Challenge →
Return the lines below that carry the word "ylabel".

Available records →
━━━

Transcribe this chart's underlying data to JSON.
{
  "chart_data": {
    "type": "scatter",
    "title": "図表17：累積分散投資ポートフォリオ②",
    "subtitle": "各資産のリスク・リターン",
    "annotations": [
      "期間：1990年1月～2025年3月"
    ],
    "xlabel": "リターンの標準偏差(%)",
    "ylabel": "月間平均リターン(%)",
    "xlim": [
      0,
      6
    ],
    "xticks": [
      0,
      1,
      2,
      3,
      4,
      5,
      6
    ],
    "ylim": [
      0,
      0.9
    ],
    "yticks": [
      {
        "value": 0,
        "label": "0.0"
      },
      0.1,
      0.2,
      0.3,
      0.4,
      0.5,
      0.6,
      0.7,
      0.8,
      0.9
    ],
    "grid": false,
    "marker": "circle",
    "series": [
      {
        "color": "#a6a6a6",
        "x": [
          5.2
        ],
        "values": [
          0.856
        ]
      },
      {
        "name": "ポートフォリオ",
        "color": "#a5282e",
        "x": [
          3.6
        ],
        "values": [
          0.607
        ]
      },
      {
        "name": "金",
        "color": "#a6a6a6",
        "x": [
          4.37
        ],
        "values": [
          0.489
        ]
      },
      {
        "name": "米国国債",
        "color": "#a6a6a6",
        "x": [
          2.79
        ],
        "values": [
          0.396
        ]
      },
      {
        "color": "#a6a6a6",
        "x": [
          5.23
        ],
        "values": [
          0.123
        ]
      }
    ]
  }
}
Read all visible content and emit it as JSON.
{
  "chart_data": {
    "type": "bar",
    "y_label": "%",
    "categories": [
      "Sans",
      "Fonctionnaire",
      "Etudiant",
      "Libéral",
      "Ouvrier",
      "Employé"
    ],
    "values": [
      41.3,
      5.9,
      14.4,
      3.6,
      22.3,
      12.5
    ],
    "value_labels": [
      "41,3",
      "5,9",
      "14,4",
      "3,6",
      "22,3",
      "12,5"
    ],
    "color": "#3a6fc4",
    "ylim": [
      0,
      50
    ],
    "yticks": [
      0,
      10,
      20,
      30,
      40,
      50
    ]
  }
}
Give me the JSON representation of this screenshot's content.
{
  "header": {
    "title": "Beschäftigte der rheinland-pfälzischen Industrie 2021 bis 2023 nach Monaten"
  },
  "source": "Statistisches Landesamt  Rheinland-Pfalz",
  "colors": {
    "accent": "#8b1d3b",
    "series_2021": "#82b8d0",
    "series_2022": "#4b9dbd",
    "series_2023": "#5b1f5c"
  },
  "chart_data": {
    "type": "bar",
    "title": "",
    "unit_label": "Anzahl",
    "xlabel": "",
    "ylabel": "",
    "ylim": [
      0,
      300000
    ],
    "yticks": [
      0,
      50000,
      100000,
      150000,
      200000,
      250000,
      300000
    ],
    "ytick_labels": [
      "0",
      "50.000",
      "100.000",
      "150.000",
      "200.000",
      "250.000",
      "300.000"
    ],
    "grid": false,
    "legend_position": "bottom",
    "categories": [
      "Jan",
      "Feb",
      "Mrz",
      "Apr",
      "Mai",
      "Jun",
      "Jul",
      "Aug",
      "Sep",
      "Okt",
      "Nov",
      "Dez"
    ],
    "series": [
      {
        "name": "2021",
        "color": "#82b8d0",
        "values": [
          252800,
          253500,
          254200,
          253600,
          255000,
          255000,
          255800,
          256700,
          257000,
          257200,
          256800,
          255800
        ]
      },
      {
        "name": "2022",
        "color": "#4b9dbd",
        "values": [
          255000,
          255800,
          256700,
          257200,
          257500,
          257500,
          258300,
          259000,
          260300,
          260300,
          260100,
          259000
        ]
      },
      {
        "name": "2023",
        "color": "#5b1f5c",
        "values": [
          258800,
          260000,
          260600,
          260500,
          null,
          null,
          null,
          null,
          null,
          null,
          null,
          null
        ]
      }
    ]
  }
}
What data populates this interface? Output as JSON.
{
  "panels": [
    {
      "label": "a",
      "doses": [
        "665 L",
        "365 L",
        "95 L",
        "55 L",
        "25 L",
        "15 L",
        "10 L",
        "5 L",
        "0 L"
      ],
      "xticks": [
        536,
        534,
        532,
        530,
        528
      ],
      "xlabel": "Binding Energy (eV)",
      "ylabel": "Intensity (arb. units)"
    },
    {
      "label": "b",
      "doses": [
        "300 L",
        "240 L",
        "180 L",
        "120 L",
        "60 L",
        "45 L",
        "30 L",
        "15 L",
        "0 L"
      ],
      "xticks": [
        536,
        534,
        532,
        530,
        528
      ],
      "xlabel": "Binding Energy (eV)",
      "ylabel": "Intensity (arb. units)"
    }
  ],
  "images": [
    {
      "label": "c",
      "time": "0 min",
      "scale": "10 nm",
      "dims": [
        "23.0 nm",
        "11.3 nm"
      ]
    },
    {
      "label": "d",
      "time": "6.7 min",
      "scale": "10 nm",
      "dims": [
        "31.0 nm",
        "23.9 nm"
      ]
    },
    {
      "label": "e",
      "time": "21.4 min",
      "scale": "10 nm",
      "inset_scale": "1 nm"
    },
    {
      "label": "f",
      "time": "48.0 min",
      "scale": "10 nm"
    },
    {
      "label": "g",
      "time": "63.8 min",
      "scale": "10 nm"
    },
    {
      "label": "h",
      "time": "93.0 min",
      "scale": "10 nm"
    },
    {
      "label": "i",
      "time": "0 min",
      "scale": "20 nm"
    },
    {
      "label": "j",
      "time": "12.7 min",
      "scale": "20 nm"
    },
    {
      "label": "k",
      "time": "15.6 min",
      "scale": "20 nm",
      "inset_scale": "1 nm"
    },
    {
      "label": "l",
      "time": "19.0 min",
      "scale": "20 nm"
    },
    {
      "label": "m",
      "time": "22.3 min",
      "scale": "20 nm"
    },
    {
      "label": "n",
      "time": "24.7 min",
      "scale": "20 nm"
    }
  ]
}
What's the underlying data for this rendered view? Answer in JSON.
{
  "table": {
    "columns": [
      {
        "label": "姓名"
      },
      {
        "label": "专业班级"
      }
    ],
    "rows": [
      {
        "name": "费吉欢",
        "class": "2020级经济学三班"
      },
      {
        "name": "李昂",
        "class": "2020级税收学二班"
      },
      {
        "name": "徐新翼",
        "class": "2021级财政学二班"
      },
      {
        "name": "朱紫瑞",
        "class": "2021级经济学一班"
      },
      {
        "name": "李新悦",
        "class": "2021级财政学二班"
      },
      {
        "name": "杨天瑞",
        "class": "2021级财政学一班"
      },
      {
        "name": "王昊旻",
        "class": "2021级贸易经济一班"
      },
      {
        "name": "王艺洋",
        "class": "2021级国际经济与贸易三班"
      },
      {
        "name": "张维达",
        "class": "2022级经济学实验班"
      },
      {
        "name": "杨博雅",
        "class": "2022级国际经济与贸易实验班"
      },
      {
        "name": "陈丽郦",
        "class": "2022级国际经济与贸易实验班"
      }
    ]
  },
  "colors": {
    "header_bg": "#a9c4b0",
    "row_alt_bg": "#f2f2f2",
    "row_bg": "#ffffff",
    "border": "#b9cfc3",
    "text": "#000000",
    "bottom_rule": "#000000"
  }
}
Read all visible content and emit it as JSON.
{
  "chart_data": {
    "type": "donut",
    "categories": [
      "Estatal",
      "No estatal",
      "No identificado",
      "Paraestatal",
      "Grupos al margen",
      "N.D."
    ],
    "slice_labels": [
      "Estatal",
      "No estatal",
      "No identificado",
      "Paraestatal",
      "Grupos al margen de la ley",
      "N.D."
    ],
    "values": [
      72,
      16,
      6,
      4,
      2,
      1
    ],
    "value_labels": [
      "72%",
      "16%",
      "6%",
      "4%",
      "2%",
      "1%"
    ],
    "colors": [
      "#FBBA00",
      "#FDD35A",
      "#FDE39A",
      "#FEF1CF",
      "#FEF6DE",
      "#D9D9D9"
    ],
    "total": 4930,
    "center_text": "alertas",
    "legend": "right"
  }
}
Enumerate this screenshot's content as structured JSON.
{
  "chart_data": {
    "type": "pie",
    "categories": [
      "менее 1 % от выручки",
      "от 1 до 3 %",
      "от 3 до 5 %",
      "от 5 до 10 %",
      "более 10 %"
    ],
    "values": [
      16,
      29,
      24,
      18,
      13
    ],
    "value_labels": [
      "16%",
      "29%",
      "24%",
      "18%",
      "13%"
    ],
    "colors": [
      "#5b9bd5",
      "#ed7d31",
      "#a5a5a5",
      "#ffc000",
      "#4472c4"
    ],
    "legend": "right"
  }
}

━━━

Output below →
    "ylabel": "月間平均リターン(%)",
    "ylabel": "",
      "ylabel": "Intensity (arb. units)"
      "ylabel": "Intensity (arb. units)"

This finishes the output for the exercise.